== Job ==
In the entries below, find the lines that contain the word "JSON" and copy them.

== Material provided ==
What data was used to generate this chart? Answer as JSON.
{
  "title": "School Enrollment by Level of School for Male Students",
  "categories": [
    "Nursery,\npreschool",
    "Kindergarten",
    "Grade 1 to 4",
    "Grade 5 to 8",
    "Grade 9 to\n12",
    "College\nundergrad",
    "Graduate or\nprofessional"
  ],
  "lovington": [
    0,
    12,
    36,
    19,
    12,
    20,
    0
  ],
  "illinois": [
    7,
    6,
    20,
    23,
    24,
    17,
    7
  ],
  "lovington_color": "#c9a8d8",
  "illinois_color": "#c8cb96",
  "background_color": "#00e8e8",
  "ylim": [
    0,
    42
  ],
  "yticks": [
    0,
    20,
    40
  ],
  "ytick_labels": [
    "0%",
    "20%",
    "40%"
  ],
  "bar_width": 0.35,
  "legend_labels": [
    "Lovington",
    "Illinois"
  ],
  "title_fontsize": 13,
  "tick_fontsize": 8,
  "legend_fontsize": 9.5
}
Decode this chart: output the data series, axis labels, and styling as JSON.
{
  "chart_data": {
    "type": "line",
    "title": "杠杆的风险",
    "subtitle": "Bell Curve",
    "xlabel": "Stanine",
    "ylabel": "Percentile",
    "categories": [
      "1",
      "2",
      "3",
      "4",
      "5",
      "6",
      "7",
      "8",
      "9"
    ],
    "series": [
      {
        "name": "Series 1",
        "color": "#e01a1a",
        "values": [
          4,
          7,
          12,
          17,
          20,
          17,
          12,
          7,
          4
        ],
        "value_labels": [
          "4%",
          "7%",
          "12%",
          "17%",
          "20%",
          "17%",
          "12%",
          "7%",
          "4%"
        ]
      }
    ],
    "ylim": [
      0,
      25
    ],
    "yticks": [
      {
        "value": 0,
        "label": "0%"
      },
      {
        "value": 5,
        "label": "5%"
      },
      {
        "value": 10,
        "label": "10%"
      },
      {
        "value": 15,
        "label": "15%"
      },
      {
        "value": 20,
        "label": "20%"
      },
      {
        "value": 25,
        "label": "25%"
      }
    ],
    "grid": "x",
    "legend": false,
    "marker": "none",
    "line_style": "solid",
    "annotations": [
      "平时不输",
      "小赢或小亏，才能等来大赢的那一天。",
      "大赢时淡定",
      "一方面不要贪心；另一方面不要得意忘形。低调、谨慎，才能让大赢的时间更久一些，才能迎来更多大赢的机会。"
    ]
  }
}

== Result of the task ==
What data was used to generate this chart? Answer as JSON.
Decode this chart: output the data series, axis labels, and styling as JSON.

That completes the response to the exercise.